-- start --

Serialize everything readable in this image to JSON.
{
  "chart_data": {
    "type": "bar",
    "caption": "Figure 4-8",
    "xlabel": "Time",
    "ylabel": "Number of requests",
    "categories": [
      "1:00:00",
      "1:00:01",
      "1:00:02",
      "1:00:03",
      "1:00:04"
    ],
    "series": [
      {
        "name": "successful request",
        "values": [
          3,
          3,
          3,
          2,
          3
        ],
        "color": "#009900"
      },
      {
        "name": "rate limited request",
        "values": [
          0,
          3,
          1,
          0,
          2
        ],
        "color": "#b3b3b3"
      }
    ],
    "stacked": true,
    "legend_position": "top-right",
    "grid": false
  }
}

-- end --

YOUR TASK:
In the entries above, some lines may contain the string "name"; report how many, without additional comment.

EXERCISE RESPONSE:
2